>> start

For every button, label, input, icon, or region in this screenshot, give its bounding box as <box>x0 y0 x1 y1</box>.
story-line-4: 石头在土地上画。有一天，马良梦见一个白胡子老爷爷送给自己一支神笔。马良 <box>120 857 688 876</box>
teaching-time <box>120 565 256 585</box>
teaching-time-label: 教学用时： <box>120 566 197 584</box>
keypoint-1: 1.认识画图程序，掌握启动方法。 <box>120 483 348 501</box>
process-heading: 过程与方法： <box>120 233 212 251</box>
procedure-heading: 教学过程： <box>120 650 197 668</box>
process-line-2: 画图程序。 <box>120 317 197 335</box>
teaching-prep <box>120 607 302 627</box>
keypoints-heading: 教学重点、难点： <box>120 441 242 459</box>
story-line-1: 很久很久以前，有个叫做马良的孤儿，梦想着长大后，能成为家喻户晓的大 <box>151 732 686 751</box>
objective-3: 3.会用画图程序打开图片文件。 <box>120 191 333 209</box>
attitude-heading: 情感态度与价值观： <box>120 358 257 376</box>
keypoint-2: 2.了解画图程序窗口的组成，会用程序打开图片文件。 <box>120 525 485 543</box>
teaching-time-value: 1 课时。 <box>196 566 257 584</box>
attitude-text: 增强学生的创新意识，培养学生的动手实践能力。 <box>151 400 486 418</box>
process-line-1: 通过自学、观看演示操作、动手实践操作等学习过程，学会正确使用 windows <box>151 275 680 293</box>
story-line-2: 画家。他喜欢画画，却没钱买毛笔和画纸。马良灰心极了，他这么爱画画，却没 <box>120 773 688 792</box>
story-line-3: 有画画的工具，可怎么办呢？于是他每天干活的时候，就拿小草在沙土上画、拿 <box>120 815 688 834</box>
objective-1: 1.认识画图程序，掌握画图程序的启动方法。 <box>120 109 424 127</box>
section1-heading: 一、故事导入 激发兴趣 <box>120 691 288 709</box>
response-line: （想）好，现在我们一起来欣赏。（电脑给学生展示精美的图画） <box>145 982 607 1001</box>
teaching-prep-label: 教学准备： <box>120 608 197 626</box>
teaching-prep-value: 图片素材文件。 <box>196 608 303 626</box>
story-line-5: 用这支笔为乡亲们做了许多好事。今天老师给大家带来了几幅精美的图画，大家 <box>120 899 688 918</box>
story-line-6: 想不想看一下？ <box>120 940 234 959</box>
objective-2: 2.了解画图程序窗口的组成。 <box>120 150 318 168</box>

>> end

> EXERCISE INSTRUCTIONS: Copy the listing from its first line through the line containing "section1-heading: 一、故事导入 激发兴趣", both ends included.

> RESPONSE TO THIS EXERCISE:
For every button, label, input, icon, or region in this screenshot, give its bounding box as <box>x0 y0 x1 y1</box>.
story-line-4: 石头在土地上画。有一天，马良梦见一个白胡子老爷爷送给自己一支神笔。马良 <box>120 857 688 876</box>
teaching-time <box>120 565 256 585</box>
teaching-time-label: 教学用时： <box>120 566 197 584</box>
keypoint-1: 1.认识画图程序，掌握启动方法。 <box>120 483 348 501</box>
process-heading: 过程与方法： <box>120 233 212 251</box>
procedure-heading: 教学过程： <box>120 650 197 668</box>
process-line-2: 画图程序。 <box>120 317 197 335</box>
teaching-prep <box>120 607 302 627</box>
keypoints-heading: 教学重点、难点： <box>120 441 242 459</box>
story-line-1: 很久很久以前，有个叫做马良的孤儿，梦想着长大后，能成为家喻户晓的大 <box>151 732 686 751</box>
objective-3: 3.会用画图程序打开图片文件。 <box>120 191 333 209</box>
attitude-heading: 情感态度与价值观： <box>120 358 257 376</box>
keypoint-2: 2.了解画图程序窗口的组成，会用程序打开图片文件。 <box>120 525 485 543</box>
teaching-time-value: 1 课时。 <box>196 566 257 584</box>
attitude-text: 增强学生的创新意识，培养学生的动手实践能力。 <box>151 400 486 418</box>
process-line-1: 通过自学、观看演示操作、动手实践操作等学习过程，学会正确使用 windows <box>151 275 680 293</box>
story-line-2: 画家。他喜欢画画，却没钱买毛笔和画纸。马良灰心极了，他这么爱画画，却没 <box>120 773 688 792</box>
story-line-3: 有画画的工具，可怎么办呢？于是他每天干活的时候，就拿小草在沙土上画、拿 <box>120 815 688 834</box>
objective-1: 1.认识画图程序，掌握画图程序的启动方法。 <box>120 109 424 127</box>
section1-heading: 一、故事导入 激发兴趣 <box>120 691 288 709</box>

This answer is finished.